____ Input for this task
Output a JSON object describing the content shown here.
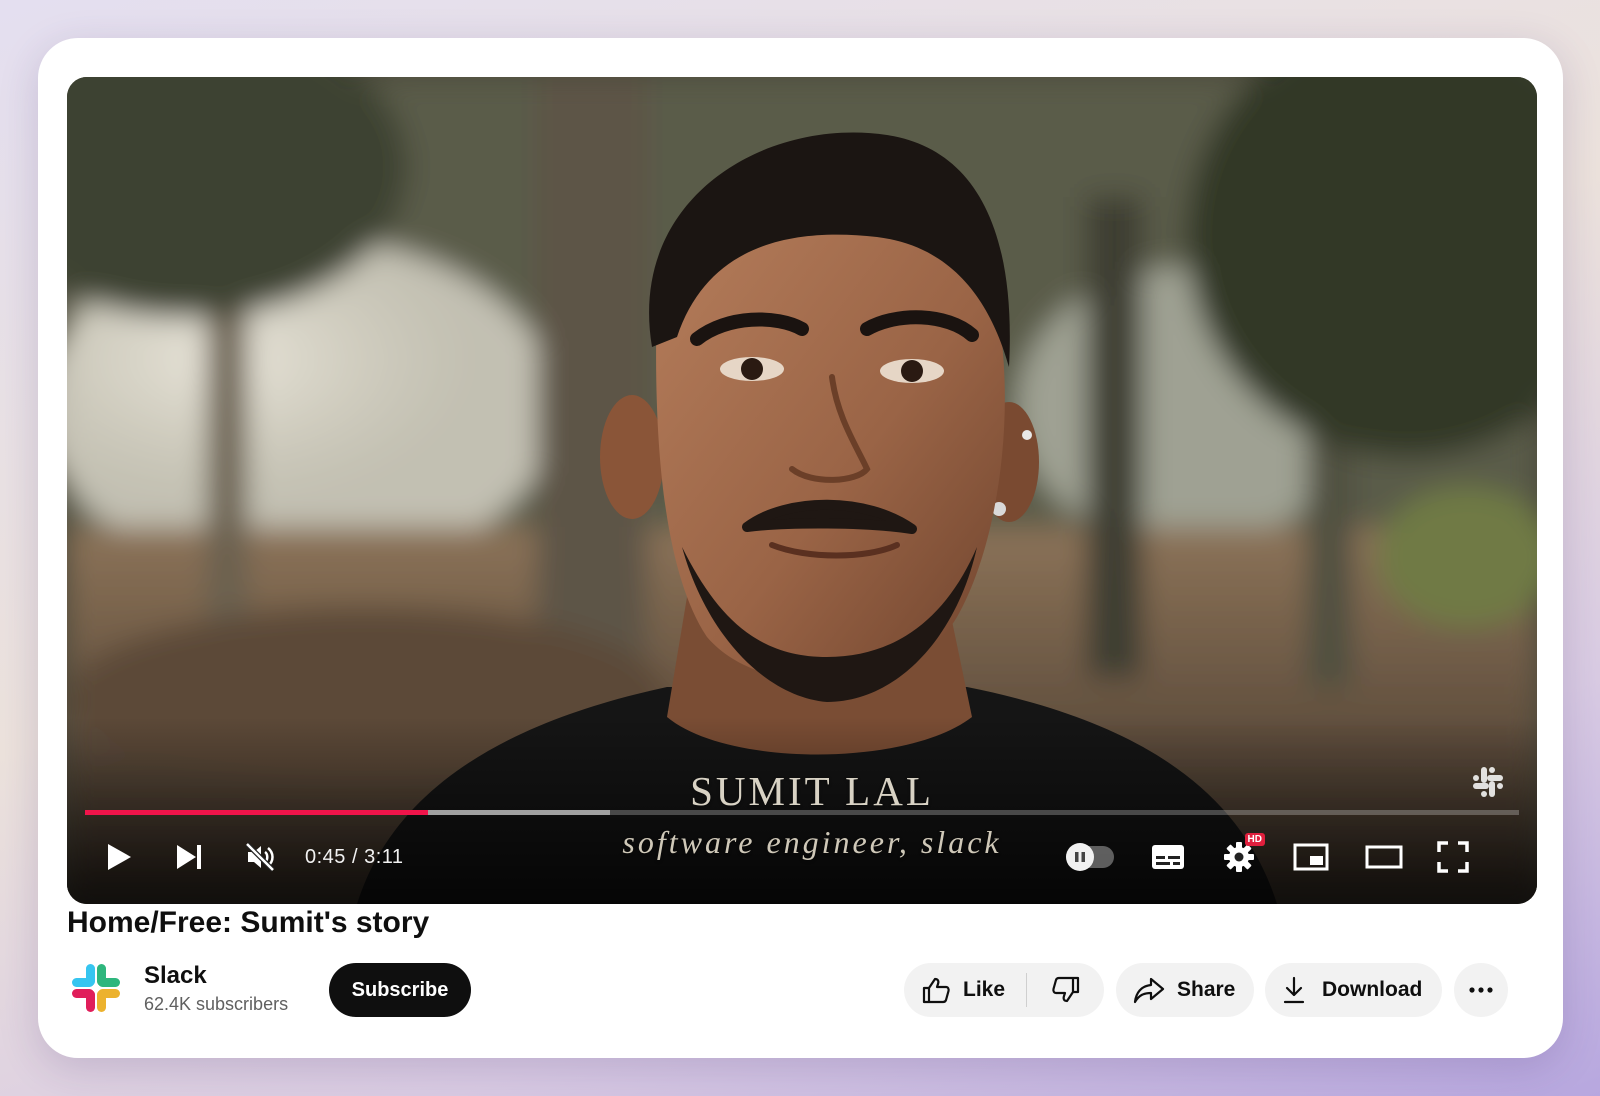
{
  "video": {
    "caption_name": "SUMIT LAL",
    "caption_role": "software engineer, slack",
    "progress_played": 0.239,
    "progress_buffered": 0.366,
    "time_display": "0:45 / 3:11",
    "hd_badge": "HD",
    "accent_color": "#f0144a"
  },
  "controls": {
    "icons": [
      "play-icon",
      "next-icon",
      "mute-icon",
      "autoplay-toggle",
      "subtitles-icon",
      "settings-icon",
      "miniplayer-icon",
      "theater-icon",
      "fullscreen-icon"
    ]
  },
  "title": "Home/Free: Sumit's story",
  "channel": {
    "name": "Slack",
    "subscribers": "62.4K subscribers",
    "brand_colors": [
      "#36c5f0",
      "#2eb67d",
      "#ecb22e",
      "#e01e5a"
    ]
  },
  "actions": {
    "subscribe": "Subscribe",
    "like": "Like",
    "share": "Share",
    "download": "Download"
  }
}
________
____ Input for this task
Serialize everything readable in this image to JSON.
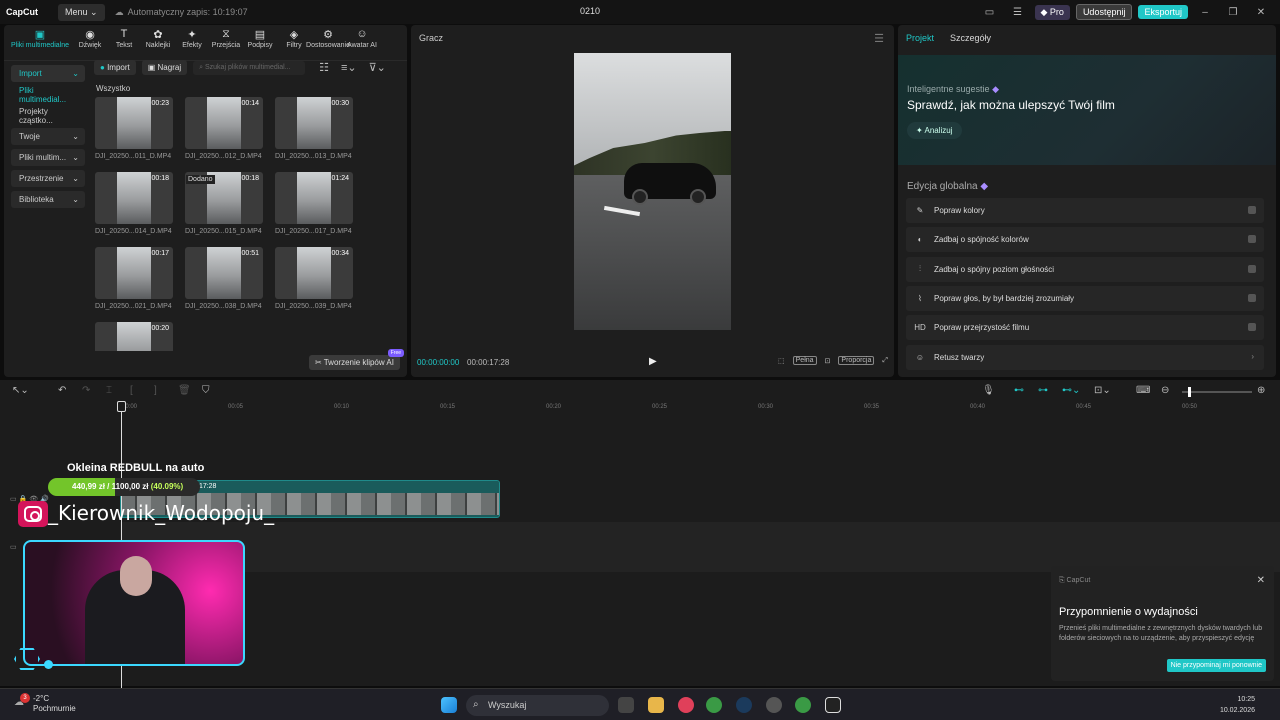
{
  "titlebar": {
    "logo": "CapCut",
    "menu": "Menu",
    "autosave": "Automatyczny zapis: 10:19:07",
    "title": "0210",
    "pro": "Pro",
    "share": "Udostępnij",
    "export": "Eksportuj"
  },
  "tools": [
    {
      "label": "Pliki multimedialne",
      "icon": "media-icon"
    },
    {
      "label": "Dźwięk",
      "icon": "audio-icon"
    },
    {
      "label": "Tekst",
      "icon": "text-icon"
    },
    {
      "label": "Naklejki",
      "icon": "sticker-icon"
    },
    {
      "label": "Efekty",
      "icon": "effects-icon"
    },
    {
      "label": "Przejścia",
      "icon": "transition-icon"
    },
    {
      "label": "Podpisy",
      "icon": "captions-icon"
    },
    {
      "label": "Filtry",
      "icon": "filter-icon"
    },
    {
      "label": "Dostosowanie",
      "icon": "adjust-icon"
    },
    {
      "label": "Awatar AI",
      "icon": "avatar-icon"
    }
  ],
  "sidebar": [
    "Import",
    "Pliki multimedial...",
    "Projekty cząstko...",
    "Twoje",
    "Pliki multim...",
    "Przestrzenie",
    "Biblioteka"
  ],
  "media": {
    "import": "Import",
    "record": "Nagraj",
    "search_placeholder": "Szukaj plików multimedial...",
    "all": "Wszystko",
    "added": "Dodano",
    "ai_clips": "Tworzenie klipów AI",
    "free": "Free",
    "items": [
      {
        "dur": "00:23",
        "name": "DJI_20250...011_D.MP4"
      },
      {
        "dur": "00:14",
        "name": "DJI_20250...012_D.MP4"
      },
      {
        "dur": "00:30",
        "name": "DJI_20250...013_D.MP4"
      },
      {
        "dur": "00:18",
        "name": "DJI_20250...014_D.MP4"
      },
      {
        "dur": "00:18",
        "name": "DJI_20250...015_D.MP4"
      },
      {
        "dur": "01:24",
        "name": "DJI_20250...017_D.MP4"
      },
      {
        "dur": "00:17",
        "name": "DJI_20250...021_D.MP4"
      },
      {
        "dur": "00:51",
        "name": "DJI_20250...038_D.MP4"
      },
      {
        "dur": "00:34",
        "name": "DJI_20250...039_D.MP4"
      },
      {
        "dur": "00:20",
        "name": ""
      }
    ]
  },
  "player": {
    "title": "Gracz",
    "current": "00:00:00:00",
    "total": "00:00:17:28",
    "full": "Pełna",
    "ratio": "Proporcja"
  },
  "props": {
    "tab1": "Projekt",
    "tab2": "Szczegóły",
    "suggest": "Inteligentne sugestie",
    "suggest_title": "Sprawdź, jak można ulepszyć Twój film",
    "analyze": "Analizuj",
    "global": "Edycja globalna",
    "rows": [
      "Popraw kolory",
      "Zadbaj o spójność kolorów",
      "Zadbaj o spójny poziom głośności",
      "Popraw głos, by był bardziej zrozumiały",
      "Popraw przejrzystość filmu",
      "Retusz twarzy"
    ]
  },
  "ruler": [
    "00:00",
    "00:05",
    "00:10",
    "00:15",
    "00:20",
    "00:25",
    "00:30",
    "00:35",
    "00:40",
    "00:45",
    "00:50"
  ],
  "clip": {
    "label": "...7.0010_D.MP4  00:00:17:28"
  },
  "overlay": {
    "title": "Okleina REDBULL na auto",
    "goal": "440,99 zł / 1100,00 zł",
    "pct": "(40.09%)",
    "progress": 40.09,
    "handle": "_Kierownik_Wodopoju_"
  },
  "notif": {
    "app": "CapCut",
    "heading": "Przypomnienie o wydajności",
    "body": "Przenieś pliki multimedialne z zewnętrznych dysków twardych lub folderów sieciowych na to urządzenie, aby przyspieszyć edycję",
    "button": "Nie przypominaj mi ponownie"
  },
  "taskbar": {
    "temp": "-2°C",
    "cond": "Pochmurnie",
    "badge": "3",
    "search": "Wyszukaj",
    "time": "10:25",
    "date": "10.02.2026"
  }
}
________
Identify and copy lines that hold the string "JSON".

Output a JSON object describing the content shown here.
Serialize everything readable in this image to JSON.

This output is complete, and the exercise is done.